▶ **Your goal**:
Return every record exactly as written.

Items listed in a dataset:
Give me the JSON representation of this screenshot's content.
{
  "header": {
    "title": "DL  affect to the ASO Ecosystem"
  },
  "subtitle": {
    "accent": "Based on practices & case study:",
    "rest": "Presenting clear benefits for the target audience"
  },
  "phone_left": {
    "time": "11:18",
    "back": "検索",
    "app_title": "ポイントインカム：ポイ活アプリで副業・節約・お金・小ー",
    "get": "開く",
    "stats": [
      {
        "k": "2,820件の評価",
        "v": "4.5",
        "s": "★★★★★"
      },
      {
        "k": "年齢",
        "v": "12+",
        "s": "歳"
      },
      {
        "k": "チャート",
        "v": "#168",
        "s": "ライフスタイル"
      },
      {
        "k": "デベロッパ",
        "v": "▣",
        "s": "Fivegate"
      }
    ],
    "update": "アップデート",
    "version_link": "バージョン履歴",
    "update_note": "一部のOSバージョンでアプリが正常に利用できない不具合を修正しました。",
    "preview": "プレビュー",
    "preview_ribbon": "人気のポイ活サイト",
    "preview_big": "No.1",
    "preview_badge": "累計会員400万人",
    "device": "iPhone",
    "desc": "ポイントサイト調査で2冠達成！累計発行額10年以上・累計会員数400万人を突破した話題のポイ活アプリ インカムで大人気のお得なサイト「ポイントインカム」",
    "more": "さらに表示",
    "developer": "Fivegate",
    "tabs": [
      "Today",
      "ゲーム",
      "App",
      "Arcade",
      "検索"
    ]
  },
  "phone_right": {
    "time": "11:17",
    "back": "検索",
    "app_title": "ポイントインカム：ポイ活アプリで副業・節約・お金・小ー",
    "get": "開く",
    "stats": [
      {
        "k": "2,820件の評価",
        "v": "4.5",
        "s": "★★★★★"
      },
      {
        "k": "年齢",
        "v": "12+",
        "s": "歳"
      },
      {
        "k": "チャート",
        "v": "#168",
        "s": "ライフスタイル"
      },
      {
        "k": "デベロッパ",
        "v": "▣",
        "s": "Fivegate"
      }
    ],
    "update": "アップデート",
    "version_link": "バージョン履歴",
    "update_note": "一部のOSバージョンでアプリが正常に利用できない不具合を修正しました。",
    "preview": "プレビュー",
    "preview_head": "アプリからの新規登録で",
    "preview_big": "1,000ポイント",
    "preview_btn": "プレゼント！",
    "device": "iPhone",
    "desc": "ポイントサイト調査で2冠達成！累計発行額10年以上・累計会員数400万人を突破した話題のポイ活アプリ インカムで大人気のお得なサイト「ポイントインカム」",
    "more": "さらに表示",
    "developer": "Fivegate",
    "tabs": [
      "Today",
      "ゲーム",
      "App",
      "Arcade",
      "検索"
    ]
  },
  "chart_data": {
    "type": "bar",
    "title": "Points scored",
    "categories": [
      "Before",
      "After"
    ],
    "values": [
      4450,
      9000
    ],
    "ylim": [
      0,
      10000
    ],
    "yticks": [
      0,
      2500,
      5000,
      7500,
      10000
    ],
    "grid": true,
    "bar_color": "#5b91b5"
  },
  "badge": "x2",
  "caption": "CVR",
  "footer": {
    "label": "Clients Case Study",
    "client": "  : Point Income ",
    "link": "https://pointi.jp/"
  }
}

▶ **Solution to the problem**:
Give me the JSON representation of this screenshot's content.
{
  "header": {
    "title": "DL  affect to the ASO Ecosystem"
  },
  "subtitle": {
    "accent": "Based on practices & case study:",
    "rest": "Presenting clear benefits for the target audience"
  },
  "phone_left": {
    "time": "11:18",
    "back": "検索",
    "app_title": "ポイントインカム：ポイ活アプリで副業・節約・お金・小ー",
    "get": "開く",
    "stats": [
      {
        "k": "2,820件の評価",
        "v": "4.5",
        "s": "★★★★★"
      },
      {
        "k": "年齢",
        "v": "12+",
        "s": "歳"
      },
      {
        "k": "チャート",
        "v": "#168",
        "s": "ライフスタイル"
      },
      {
        "k": "デベロッパ",
        "v": "▣",
        "s": "Fivegate"
      }
    ],
    "update": "アップデート",
    "version_link": "バージョン履歴",
    "update_note": "一部のOSバージョンでアプリが正常に利用できない不具合を修正しました。",
    "preview": "プレビュー",
    "preview_ribbon": "人気のポイ活サイト",
    "preview_big": "No.1",
    "preview_badge": "累計会員400万人",
    "device": "iPhone",
    "desc": "ポイントサイト調査で2冠達成！累計発行額10年以上・累計会員数400万人を突破した話題のポイ活アプリ インカムで大人気のお得なサイト「ポイントインカム」",
    "more": "さらに表示",
    "developer": "Fivegate",
    "tabs": [
      "Today",
      "ゲーム",
      "App",
      "Arcade",
      "検索"
    ]
  },
  "phone_right": {
    "time": "11:17",
    "back": "検索",
    "app_title": "ポイントインカム：ポイ活アプリで副業・節約・お金・小ー",
    "get": "開く",
    "stats": [
      {
        "k": "2,820件の評価",
        "v": "4.5",
        "s": "★★★★★"
      },
      {
        "k": "年齢",
        "v": "12+",
        "s": "歳"
      },
      {
        "k": "チャート",
        "v": "#168",
        "s": "ライフスタイル"
      },
      {
        "k": "デベロッパ",
        "v": "▣",
        "s": "Fivegate"
      }
    ],
    "update": "アップデート",
    "version_link": "バージョン履歴",
    "update_note": "一部のOSバージョンでアプリが正常に利用できない不具合を修正しました。",
    "preview": "プレビュー",
    "preview_head": "アプリからの新規登録で",
    "preview_big": "1,000ポイント",
    "preview_btn": "プレゼント！",
    "device": "iPhone",
    "desc": "ポイントサイト調査で2冠達成！累計発行額10年以上・累計会員数400万人を突破した話題のポイ活アプリ インカムで大人気のお得なサイト「ポイントインカム」",
    "more": "さらに表示",
    "developer": "Fivegate",
    "tabs": [
      "Today",
      "ゲーム",
      "App",
      "Arcade",
      "検索"
    ]
  },
  "chart_data": {
    "type": "bar",
    "title": "Points scored",
    "categories": [
      "Before",
      "After"
    ],
    "values": [
      4450,
      9000
    ],
    "ylim": [
      0,
      10000
    ],
    "yticks": [
      0,
      2500,
      5000,
      7500,
      10000
    ],
    "grid": true,
    "bar_color": "#5b91b5"
  },
  "badge": "x2",
  "caption": "CVR",
  "footer": {
    "label": "Clients Case Study",
    "client": "  : Point Income ",
    "link": "https://pointi.jp/"
  }
}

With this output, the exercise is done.